Testo estratto
════════════════

Eva Marisaldi al Pac / La grazia del provvisorio
Iniziamo col dire che è ora di riguardare questa generazione di artisti italiani che ormai hanno passato i cinquant’anni e che è importante che vi contribuisca un’istituzione come il Pac (Padiglione d’arte contemporanea) di Milano. Ma soprattutto è importante perché sono artisti che, pur avendo alcuni fatto parte di raggruppamenti all’inizio abbastanza identificabili, non hanno dato vita a tendenze omogenee e non hanno assecondato un mercato, un “sistema”, che si basa su un’idea di riconoscibilità iconica. Certo non è stato un caso. Per dirne una: dopo l’Arte Povera, dopo la Transavanguardia, che vuol dire dopo le strategie e le posizioni forti, a loro modo dogmatiche, comunque enfatiche ed escludenti, l’idea era quella della ricerca di altre modalità di intervento, di smarcamento e di libertà innanzitutto, a costo dunque di “debolezze” e di incomprensioni, anzi usate come smarcatura. Non è stato così anche, su altri piani, per il Pensiero debole, appunto, o per il Settantasette, inteso come movimento di protesta?

════════════════

Voci di input
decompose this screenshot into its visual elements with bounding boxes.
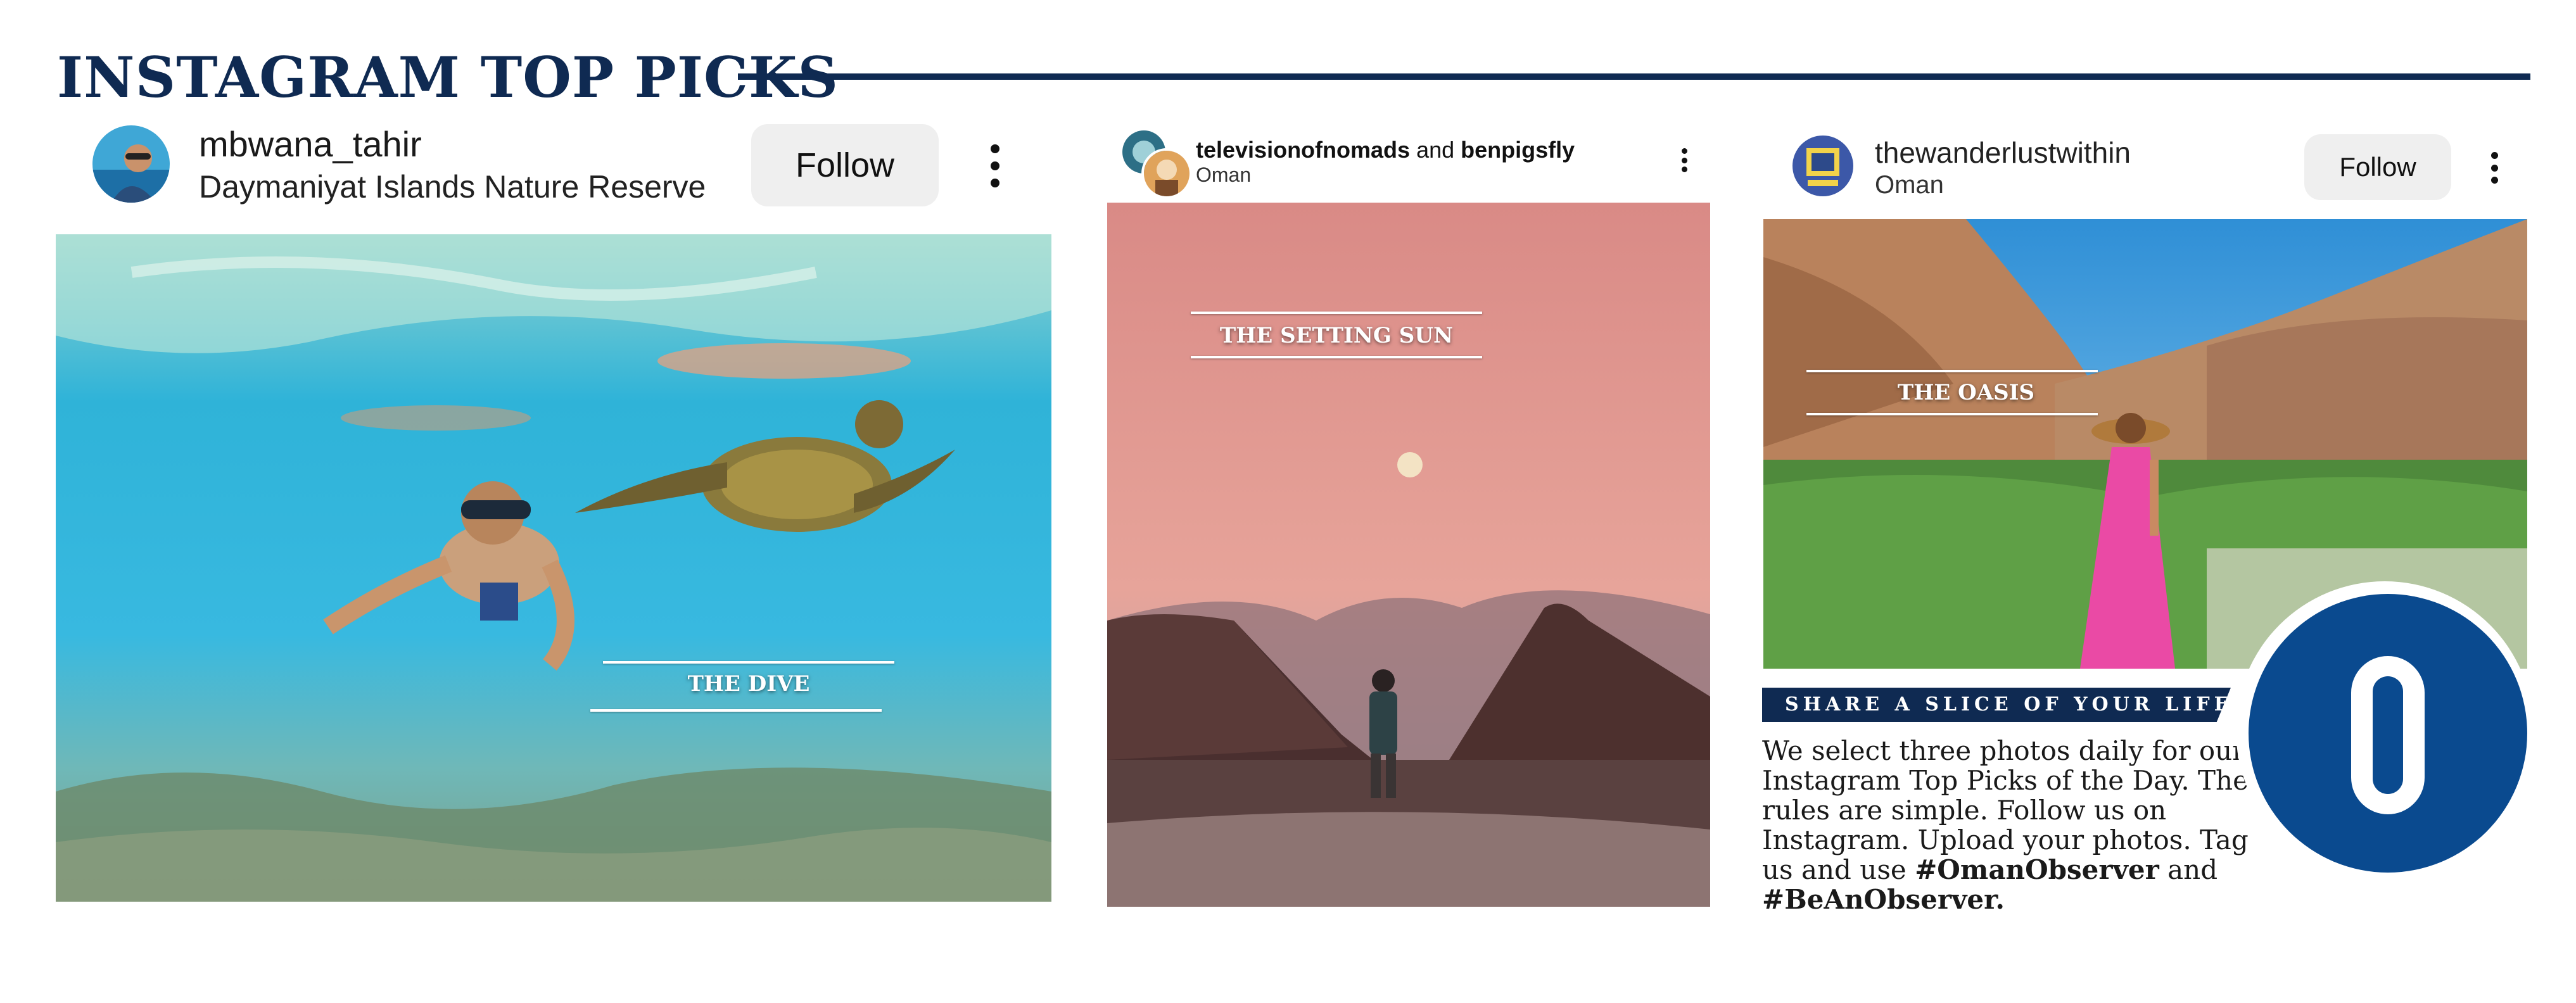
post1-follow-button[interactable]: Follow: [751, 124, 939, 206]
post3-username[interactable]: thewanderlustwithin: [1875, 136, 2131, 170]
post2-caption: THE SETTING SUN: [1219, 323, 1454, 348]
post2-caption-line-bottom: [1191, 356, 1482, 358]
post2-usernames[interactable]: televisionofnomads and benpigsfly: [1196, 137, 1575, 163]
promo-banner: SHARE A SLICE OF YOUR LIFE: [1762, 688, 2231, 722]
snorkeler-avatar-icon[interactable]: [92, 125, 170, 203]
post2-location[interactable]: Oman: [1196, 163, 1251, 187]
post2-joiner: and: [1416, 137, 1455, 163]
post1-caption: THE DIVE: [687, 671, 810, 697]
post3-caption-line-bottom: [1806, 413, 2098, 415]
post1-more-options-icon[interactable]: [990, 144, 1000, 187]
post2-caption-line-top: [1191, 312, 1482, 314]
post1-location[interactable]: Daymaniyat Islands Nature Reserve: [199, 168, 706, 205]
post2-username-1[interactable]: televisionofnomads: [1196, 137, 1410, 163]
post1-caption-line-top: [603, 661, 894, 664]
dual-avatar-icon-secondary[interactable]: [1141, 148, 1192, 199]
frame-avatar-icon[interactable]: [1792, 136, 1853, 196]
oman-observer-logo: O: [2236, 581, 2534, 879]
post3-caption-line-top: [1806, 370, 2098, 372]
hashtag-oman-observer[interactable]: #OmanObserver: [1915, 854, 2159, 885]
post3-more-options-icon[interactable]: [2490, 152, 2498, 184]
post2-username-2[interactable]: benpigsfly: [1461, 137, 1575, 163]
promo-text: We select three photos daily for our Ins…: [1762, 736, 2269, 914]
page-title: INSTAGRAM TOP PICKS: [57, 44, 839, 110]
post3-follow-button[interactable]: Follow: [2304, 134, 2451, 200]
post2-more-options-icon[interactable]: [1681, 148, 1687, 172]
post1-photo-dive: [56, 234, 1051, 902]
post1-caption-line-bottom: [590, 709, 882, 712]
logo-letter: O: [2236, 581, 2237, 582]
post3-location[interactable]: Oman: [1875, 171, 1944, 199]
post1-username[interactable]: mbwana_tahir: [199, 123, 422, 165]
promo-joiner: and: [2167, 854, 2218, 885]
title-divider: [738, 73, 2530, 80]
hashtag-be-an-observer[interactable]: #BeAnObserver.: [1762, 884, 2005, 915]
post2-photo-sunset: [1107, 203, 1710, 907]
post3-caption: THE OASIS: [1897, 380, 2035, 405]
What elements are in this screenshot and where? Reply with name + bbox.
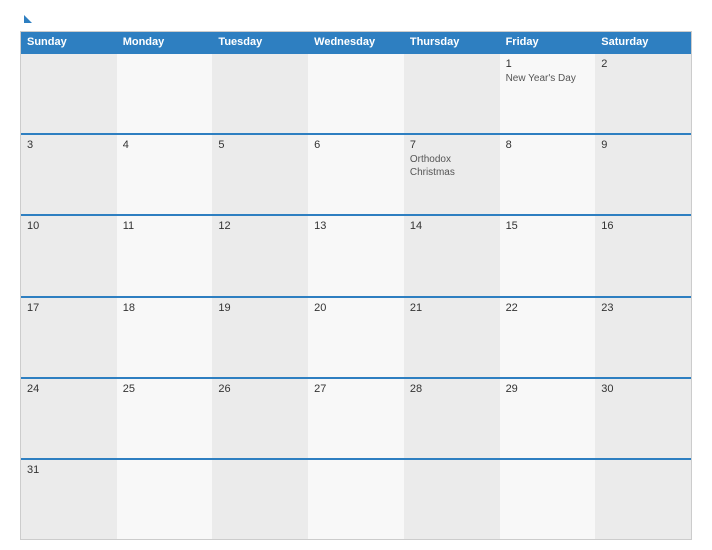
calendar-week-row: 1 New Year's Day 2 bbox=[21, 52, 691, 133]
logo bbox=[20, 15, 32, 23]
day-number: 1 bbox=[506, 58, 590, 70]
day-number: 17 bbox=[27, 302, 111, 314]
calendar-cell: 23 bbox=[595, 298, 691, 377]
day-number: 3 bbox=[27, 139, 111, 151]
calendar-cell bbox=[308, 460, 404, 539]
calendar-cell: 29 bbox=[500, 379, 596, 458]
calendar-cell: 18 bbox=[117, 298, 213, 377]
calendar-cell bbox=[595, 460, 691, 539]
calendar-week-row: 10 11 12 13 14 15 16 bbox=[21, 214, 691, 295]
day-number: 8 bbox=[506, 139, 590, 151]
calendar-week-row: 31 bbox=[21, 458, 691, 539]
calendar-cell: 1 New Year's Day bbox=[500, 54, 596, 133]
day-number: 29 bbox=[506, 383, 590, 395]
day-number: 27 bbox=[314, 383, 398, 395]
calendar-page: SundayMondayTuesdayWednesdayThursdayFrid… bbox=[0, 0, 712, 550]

════════════════

Consegna 1
Secondo il testo estratto, quale istituzione di Milano contribuisce a riconsiderare questa generazione di artisti italiani?
Consegna 2
Ripeti tali e quali le voci, dalla riga che contiene "calendar-week-row: 1 New" giù fino all'ultima riga delle voci, entrambe incluse.
Le voci non hanno alcun legame con il testo estratto.

Risposta 1
Il Pac (Padiglione d'arte contemporanea) di Milano.

Risposta 2
calendar-week-row: 1 New Year's Day 2 bbox=[21, 52, 691, 133]
logo bbox=[20, 15, 32, 23]
day-number: 1 bbox=[506, 58, 590, 70]
day-number: 17 bbox=[27, 302, 111, 314]
calendar-cell: 23 bbox=[595, 298, 691, 377]
day-number: 3 bbox=[27, 139, 111, 151]
calendar-cell bbox=[308, 460, 404, 539]
calendar-cell: 29 bbox=[500, 379, 596, 458]
calendar-cell: 18 bbox=[117, 298, 213, 377]
calendar-cell bbox=[595, 460, 691, 539]
calendar-week-row: 10 11 12 13 14 15 16 bbox=[21, 214, 691, 295]
day-number: 8 bbox=[506, 139, 590, 151]
calendar-week-row: 31 bbox=[21, 458, 691, 539]
calendar-cell: 1 New Year's Day bbox=[500, 54, 596, 133]
day-number: 29 bbox=[506, 383, 590, 395]
day-number: 27 bbox=[314, 383, 398, 395]
calendar-page: SundayMondayTuesdayWednesdayThursdayFrid… bbox=[0, 0, 712, 550]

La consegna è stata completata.